Task details: Please repeat all of the listing exactly.

Records to process:
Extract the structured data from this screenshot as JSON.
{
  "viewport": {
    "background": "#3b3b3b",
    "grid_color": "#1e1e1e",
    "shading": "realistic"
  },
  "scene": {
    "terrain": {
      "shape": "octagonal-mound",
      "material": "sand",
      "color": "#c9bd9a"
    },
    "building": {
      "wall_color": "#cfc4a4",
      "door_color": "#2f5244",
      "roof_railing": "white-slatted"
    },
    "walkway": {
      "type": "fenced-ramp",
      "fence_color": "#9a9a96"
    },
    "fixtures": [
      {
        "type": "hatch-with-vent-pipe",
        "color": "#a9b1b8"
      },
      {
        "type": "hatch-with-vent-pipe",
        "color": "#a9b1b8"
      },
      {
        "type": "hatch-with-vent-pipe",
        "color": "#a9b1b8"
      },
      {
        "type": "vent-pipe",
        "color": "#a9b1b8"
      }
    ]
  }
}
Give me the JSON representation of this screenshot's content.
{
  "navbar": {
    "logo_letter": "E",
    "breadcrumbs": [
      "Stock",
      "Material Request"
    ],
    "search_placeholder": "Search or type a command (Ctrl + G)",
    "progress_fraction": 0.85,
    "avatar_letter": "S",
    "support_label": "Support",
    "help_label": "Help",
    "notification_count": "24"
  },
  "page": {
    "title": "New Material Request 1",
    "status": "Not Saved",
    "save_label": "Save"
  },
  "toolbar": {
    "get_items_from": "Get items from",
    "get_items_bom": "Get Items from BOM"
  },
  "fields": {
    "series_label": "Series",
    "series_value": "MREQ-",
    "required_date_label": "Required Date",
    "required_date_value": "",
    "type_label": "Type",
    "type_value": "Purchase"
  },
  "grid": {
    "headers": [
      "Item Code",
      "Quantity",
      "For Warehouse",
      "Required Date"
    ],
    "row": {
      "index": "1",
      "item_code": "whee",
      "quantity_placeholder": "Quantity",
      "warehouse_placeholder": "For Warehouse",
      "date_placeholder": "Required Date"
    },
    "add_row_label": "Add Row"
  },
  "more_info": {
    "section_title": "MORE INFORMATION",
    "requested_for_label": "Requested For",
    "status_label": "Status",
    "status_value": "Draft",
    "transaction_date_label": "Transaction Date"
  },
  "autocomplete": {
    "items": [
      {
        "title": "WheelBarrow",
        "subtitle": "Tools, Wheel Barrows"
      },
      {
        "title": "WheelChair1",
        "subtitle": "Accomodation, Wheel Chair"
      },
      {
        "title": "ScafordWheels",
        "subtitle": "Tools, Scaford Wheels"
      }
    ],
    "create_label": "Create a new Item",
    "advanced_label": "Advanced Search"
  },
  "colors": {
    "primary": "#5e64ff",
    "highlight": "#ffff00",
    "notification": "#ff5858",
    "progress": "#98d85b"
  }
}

Final result:
Extract the structured data from this screenshot as JSON.
{
  "viewport": {
    "background": "#3b3b3b",
    "grid_color": "#1e1e1e",
    "shading": "realistic"
  },
  "scene": {
    "terrain": {
      "shape": "octagonal-mound",
      "material": "sand",
      "color": "#c9bd9a"
    },
    "building": {
      "wall_color": "#cfc4a4",
      "door_color": "#2f5244",
      "roof_railing": "white-slatted"
    },
    "walkway": {
      "type": "fenced-ramp",
      "fence_color": "#9a9a96"
    },
    "fixtures": [
      {
        "type": "hatch-with-vent-pipe",
        "color": "#a9b1b8"
      },
      {
        "type": "hatch-with-vent-pipe",
        "color": "#a9b1b8"
      },
      {
        "type": "hatch-with-vent-pipe",
        "color": "#a9b1b8"
      },
      {
        "type": "vent-pipe",
        "color": "#a9b1b8"
      }
    ]
  }
}
Give me the JSON representation of this screenshot's content.
{
  "navbar": {
    "logo_letter": "E",
    "breadcrumbs": [
      "Stock",
      "Material Request"
    ],
    "search_placeholder": "Search or type a command (Ctrl + G)",
    "progress_fraction": 0.85,
    "avatar_letter": "S",
    "support_label": "Support",
    "help_label": "Help",
    "notification_count": "24"
  },
  "page": {
    "title": "New Material Request 1",
    "status": "Not Saved",
    "save_label": "Save"
  },
  "toolbar": {
    "get_items_from": "Get items from",
    "get_items_bom": "Get Items from BOM"
  },
  "fields": {
    "series_label": "Series",
    "series_value": "MREQ-",
    "required_date_label": "Required Date",
    "required_date_value": "",
    "type_label": "Type",
    "type_value": "Purchase"
  },
  "grid": {
    "headers": [
      "Item Code",
      "Quantity",
      "For Warehouse",
      "Required Date"
    ],
    "row": {
      "index": "1",
      "item_code": "whee",
      "quantity_placeholder": "Quantity",
      "warehouse_placeholder": "For Warehouse",
      "date_placeholder": "Required Date"
    },
    "add_row_label": "Add Row"
  },
  "more_info": {
    "section_title": "MORE INFORMATION",
    "requested_for_label": "Requested For",
    "status_label": "Status",
    "status_value": "Draft",
    "transaction_date_label": "Transaction Date"
  },
  "autocomplete": {
    "items": [
      {
        "title": "WheelBarrow",
        "subtitle": "Tools, Wheel Barrows"
      },
      {
        "title": "WheelChair1",
        "subtitle": "Accomodation, Wheel Chair"
      },
      {
        "title": "ScafordWheels",
        "subtitle": "Tools, Scaford Wheels"
      }
    ],
    "create_label": "Create a new Item",
    "advanced_label": "Advanced Search"
  },
  "colors": {
    "primary": "#5e64ff",
    "highlight": "#ffff00",
    "notification": "#ff5858",
    "progress": "#98d85b"
  }
}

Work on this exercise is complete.